-- Task details --
Check the listing below for lines with the word "portrait" and say how many there are, with nothing but the number.

[Begin Data listing]

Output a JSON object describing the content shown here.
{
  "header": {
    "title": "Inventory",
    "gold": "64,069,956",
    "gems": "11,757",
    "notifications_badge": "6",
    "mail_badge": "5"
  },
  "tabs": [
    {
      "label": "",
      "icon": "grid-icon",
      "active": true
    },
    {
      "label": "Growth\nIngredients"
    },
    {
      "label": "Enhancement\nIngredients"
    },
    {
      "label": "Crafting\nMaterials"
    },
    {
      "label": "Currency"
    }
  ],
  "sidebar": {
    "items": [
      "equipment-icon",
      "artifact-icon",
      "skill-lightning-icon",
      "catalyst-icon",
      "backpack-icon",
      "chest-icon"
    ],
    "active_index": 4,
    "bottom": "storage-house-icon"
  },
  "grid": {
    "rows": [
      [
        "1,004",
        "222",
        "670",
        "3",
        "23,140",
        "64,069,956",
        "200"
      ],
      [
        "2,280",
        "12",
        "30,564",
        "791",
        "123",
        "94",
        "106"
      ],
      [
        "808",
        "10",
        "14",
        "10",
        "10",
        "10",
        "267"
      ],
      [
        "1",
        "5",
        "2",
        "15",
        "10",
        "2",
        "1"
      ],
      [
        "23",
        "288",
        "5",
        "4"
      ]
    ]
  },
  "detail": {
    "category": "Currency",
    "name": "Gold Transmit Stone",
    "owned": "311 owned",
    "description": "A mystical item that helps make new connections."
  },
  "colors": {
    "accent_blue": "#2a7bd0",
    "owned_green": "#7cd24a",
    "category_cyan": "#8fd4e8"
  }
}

[End Data listing]
[Begin Data listing]

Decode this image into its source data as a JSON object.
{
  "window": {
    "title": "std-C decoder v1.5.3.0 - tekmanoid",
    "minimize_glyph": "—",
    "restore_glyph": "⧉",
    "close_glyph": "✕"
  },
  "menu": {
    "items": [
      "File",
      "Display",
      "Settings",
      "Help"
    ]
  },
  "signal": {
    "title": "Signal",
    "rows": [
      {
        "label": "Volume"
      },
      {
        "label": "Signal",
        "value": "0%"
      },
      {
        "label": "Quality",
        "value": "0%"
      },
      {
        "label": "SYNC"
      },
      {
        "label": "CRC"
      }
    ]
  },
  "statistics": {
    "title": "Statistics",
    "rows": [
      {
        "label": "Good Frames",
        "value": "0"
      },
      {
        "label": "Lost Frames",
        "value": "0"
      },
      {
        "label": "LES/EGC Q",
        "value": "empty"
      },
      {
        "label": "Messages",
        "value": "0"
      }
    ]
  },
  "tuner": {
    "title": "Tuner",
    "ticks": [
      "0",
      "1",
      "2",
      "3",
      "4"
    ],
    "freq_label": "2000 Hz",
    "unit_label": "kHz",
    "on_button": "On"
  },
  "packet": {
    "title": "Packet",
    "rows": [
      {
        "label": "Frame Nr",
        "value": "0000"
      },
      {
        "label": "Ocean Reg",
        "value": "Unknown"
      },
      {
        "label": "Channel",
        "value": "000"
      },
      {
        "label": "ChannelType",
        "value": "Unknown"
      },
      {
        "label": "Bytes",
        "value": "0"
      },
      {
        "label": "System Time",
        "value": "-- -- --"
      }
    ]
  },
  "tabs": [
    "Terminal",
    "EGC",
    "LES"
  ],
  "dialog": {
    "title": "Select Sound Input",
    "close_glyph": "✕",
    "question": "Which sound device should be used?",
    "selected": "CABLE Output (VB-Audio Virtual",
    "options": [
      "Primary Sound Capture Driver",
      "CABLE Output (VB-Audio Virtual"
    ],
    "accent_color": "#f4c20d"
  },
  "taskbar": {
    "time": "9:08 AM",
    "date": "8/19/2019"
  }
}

[End Data listing]
[Begin Data listing]

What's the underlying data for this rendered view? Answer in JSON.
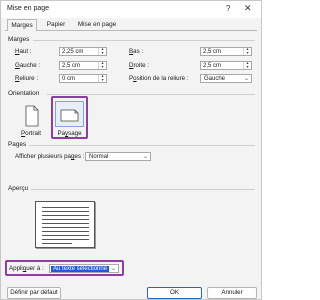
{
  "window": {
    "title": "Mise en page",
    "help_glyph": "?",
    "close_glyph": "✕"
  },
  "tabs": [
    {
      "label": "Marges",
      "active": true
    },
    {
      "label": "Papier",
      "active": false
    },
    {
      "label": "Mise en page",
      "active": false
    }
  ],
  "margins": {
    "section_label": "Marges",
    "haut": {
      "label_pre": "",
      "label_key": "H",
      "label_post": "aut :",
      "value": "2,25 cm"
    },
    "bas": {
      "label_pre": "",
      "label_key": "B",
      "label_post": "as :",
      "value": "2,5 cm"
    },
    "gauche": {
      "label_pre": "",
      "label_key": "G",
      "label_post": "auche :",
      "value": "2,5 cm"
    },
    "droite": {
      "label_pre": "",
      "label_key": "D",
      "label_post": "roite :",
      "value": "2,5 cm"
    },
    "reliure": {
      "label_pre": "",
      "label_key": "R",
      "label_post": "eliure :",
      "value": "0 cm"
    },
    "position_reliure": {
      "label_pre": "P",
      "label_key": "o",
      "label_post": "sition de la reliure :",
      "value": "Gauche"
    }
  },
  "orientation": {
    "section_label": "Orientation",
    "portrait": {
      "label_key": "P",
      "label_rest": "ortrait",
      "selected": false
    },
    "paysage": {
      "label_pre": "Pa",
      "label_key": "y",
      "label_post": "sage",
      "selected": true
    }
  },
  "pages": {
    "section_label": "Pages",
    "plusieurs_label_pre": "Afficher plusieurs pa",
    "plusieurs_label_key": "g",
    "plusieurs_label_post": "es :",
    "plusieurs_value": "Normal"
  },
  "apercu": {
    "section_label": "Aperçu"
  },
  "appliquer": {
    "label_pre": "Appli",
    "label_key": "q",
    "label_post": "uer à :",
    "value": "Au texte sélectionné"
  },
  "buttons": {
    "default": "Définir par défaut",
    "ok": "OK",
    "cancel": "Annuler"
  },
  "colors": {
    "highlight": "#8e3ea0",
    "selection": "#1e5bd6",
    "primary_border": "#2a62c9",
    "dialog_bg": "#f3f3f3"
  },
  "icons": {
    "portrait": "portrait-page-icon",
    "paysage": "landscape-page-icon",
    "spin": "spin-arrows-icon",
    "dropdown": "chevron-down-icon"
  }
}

[End Data listing]

-- Worked solution --
2